● WHAT YOU SHOULD DO
Filter the records below for the word "color". Copy each line that holds it.

● RECORDS PROVIDED
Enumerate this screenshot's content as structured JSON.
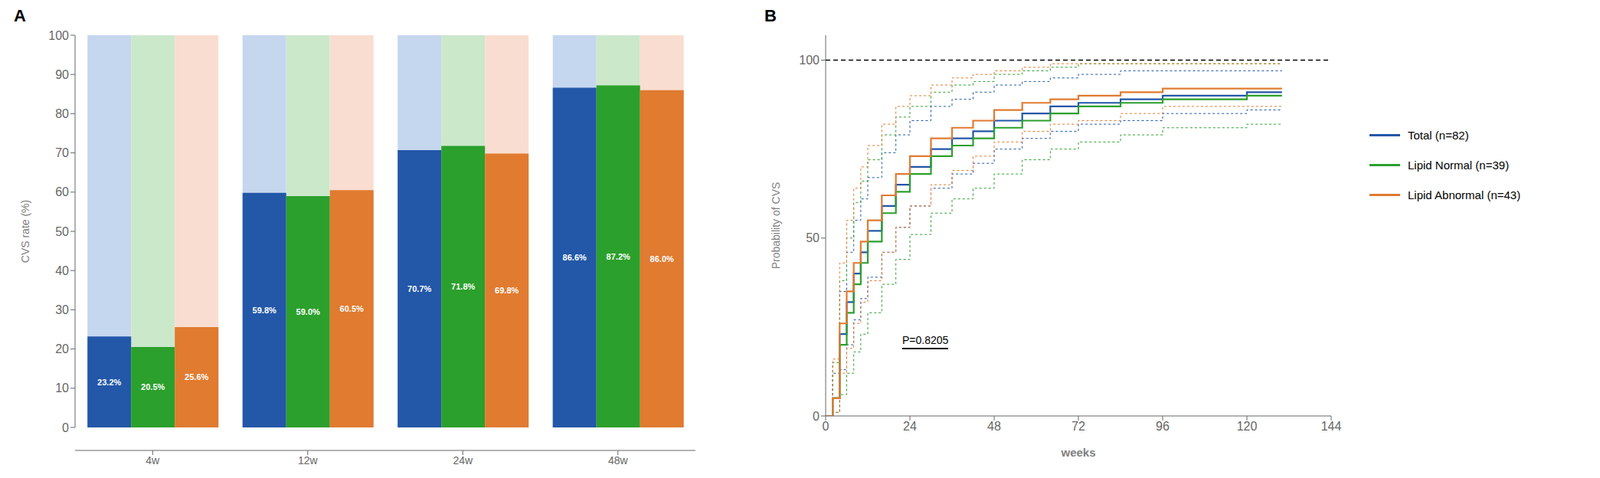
{
  "chart_data": [
    {
      "type": "bar",
      "title": "A",
      "categories": [
        "4w",
        "12w",
        "24w",
        "48w"
      ],
      "series": [
        {
          "name": "Total (n=82)",
          "color": "#2357A8",
          "values": [
            23.2,
            59.8,
            70.7,
            86.6
          ],
          "value_labels": [
            "23.2%",
            "59.8%",
            "70.7%",
            "86.6%"
          ],
          "background": {
            "value": 100,
            "color": "#C5D6EF"
          }
        },
        {
          "name": "Lipid Normal (n=39)",
          "color": "#2BA02C",
          "values": [
            20.5,
            59.0,
            71.8,
            87.2
          ],
          "value_labels": [
            "20.5%",
            "59.0%",
            "71.8%",
            "87.2%"
          ],
          "background": {
            "value": 100,
            "color": "#CBE8CB"
          }
        },
        {
          "name": "Lipid Abnormal (n=43)",
          "color": "#E07B30",
          "values": [
            25.6,
            60.5,
            69.8,
            86.0
          ],
          "value_labels": [
            "25.6%",
            "60.5%",
            "69.8%",
            "86.0%"
          ],
          "background": {
            "value": 100,
            "color": "#F9DDD0"
          }
        }
      ],
      "ylabel": "CVS rate (%)",
      "ylim": [
        0,
        100
      ],
      "yticks": [
        0,
        10,
        20,
        30,
        40,
        50,
        60,
        70,
        80,
        90,
        100
      ],
      "grid": false,
      "data_labels": true,
      "legend": "right"
    },
    {
      "type": "line",
      "title": "B",
      "x": [
        0,
        1,
        2,
        4,
        6,
        8,
        10,
        12,
        16,
        20,
        24,
        30,
        36,
        42,
        48,
        56,
        64,
        72,
        84,
        96,
        108,
        120,
        130
      ],
      "series": [
        {
          "name": "Total (n=82)",
          "color": "#2357A8",
          "line_style": "step",
          "values": [
            0,
            0,
            5,
            23,
            32,
            40,
            46,
            52,
            59,
            65,
            70,
            75,
            78,
            80,
            83,
            85,
            87,
            88,
            89,
            90,
            90,
            91,
            91
          ],
          "ci_upper": [
            0,
            0,
            12,
            35,
            46,
            55,
            61,
            67,
            74,
            79,
            83,
            87,
            89,
            91,
            93,
            94,
            95,
            96,
            97,
            97,
            97,
            97,
            97
          ],
          "ci_lower": [
            0,
            0,
            1,
            13,
            20,
            27,
            33,
            39,
            46,
            53,
            59,
            64,
            68,
            71,
            75,
            78,
            80,
            82,
            83,
            85,
            85,
            86,
            86
          ]
        },
        {
          "name": "Lipid Normal (n=39)",
          "color": "#2BA02C",
          "line_style": "step",
          "values": [
            0,
            0,
            5,
            20,
            29,
            37,
            43,
            49,
            57,
            63,
            68,
            73,
            76,
            78,
            81,
            83,
            85,
            87,
            88,
            89,
            89,
            90,
            90
          ],
          "ci_upper": [
            0,
            0,
            15,
            38,
            50,
            60,
            66,
            72,
            79,
            84,
            87,
            91,
            93,
            94,
            96,
            97,
            98,
            99,
            99,
            99,
            99,
            99,
            99
          ],
          "ci_lower": [
            0,
            0,
            1,
            6,
            12,
            18,
            23,
            29,
            37,
            44,
            51,
            57,
            61,
            64,
            68,
            72,
            75,
            77,
            79,
            81,
            81,
            82,
            82
          ]
        },
        {
          "name": "Lipid Abnormal (n=43)",
          "color": "#E07B30",
          "line_style": "step",
          "values": [
            0,
            0,
            5,
            26,
            35,
            43,
            49,
            55,
            62,
            68,
            73,
            78,
            81,
            83,
            86,
            88,
            89,
            90,
            91,
            92,
            92,
            92,
            92
          ],
          "ci_upper": [
            0,
            0,
            16,
            43,
            55,
            64,
            70,
            76,
            82,
            87,
            90,
            93,
            95,
            96,
            97,
            98,
            99,
            99,
            99,
            99,
            99,
            99,
            99
          ],
          "ci_lower": [
            0,
            0,
            1,
            12,
            19,
            26,
            32,
            38,
            46,
            53,
            59,
            65,
            69,
            73,
            77,
            80,
            82,
            83,
            85,
            87,
            87,
            87,
            87
          ]
        }
      ],
      "xlabel": "weeks",
      "ylabel": "Probability of CVS",
      "xlim": [
        0,
        144
      ],
      "xticks": [
        0,
        24,
        48,
        72,
        96,
        120,
        144
      ],
      "ylim": [
        0,
        107
      ],
      "yticks": [
        0,
        50,
        100
      ],
      "hlines": [
        {
          "y": 100,
          "color": "black",
          "line_style": "dashed"
        }
      ],
      "annotations": [
        {
          "text": "P=0.8205"
        }
      ],
      "grid": false,
      "legend": "right"
    }
  ]
}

● SOLVED EXERCISE
          "color": "#2357A8",
            "color": "#C5D6EF"
          "color": "#2BA02C",
            "color": "#CBE8CB"
          "color": "#E07B30",
            "color": "#F9DDD0"
          "color": "#2357A8",
          "color": "#2BA02C",
          "color": "#E07B30",
          "color": "black",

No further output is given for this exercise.